Extracted records
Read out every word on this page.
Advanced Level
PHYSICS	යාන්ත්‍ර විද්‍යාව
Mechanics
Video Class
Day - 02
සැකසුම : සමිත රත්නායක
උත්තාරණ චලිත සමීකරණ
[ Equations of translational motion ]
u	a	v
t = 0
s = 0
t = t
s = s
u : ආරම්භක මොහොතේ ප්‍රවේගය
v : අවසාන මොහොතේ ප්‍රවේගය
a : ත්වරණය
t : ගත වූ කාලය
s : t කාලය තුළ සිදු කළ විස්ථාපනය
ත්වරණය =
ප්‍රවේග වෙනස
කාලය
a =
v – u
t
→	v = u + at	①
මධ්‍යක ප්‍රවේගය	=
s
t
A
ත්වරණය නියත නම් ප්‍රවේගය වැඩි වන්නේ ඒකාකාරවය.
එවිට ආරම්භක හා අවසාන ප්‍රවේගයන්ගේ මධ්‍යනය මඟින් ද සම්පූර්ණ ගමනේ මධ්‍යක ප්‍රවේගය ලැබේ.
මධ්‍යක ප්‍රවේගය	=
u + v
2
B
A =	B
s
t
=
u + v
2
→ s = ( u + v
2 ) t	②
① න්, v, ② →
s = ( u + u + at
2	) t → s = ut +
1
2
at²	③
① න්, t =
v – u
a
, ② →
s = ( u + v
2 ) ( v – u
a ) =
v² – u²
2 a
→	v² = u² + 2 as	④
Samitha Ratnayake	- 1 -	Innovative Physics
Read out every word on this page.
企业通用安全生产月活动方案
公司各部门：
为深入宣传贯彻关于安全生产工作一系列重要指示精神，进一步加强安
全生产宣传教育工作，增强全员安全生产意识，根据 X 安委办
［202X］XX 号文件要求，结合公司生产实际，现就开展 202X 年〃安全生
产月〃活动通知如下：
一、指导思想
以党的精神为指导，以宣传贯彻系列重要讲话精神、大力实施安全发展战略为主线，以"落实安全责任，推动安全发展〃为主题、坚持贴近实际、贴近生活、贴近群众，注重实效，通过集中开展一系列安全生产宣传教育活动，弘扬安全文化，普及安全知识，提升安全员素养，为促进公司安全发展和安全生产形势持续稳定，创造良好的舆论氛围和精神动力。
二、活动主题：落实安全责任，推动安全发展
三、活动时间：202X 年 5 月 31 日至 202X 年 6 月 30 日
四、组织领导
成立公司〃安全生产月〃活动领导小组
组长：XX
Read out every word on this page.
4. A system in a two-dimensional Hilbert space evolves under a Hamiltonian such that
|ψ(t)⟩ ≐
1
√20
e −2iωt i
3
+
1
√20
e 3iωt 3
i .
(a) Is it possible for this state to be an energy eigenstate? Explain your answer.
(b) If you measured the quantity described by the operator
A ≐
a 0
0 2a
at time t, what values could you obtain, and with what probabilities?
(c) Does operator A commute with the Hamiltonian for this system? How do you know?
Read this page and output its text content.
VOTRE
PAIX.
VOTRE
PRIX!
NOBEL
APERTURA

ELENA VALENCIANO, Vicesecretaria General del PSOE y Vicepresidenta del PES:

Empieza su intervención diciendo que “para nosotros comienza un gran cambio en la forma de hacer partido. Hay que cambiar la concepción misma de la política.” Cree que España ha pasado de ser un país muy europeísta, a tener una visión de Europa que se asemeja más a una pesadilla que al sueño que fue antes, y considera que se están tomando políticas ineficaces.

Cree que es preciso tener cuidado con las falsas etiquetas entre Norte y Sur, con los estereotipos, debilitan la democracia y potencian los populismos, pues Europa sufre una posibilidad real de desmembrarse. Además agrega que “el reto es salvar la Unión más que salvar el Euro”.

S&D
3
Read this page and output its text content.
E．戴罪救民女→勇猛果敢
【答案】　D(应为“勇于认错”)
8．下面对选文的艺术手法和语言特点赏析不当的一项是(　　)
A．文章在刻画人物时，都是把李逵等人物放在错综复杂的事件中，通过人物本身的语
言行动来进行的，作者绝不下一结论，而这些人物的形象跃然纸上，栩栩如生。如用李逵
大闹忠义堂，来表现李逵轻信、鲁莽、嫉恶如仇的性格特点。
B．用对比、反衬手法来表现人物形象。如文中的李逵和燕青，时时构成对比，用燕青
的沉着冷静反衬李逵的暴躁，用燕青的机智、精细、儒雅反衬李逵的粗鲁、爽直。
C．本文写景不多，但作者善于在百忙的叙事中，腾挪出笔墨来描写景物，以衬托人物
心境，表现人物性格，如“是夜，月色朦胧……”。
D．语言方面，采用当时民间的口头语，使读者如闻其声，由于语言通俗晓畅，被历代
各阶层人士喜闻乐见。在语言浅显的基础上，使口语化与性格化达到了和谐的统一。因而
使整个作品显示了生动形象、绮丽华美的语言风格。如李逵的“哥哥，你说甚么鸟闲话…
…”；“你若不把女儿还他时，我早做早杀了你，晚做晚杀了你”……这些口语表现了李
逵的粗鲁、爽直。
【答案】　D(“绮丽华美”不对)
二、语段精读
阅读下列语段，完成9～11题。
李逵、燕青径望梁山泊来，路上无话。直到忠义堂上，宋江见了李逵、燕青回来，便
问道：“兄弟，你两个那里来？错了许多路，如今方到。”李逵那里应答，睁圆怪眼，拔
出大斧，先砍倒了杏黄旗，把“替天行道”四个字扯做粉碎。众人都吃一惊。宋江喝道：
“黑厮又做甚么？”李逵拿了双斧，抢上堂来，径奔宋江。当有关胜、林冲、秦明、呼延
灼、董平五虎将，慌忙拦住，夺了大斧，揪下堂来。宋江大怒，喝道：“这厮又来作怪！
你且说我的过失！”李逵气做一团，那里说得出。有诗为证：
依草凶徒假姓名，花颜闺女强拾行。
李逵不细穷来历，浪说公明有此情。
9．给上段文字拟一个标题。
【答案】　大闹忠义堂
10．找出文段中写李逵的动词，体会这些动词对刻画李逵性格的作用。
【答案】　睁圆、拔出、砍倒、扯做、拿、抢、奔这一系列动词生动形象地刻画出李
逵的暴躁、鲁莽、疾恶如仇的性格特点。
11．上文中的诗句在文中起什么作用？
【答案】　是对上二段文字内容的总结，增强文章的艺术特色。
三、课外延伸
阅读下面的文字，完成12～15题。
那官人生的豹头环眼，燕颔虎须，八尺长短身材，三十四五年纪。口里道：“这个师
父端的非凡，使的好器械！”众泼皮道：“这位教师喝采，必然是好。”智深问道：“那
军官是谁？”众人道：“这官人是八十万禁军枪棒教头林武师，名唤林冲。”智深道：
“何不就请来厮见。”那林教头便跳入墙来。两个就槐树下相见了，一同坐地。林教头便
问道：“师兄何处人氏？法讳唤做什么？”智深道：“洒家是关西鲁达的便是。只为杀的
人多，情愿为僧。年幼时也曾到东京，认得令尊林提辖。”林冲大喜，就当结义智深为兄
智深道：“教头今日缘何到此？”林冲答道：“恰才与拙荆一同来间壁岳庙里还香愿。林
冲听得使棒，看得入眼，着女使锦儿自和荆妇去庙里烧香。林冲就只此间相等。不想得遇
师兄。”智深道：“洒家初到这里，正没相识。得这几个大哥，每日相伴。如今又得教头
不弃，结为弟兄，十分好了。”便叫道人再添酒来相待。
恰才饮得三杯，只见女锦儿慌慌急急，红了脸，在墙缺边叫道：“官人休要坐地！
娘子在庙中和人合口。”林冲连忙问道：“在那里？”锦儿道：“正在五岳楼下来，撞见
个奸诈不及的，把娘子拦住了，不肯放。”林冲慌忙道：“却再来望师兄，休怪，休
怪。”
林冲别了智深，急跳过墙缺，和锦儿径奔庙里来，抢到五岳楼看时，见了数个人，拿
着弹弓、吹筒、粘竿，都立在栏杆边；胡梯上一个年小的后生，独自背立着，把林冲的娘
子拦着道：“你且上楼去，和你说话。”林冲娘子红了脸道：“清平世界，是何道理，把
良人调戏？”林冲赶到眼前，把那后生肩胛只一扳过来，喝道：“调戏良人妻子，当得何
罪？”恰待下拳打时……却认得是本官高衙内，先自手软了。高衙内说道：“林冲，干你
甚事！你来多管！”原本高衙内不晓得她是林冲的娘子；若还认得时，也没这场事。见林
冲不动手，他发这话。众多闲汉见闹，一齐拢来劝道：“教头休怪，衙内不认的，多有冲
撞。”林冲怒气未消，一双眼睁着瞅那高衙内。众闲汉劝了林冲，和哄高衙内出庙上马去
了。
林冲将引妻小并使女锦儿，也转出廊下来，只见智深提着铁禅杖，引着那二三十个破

◆ WHAT YOU WILL DO:
Report only how many lines in the listing contain the string "වරණය".

◆ SOLUTION:
3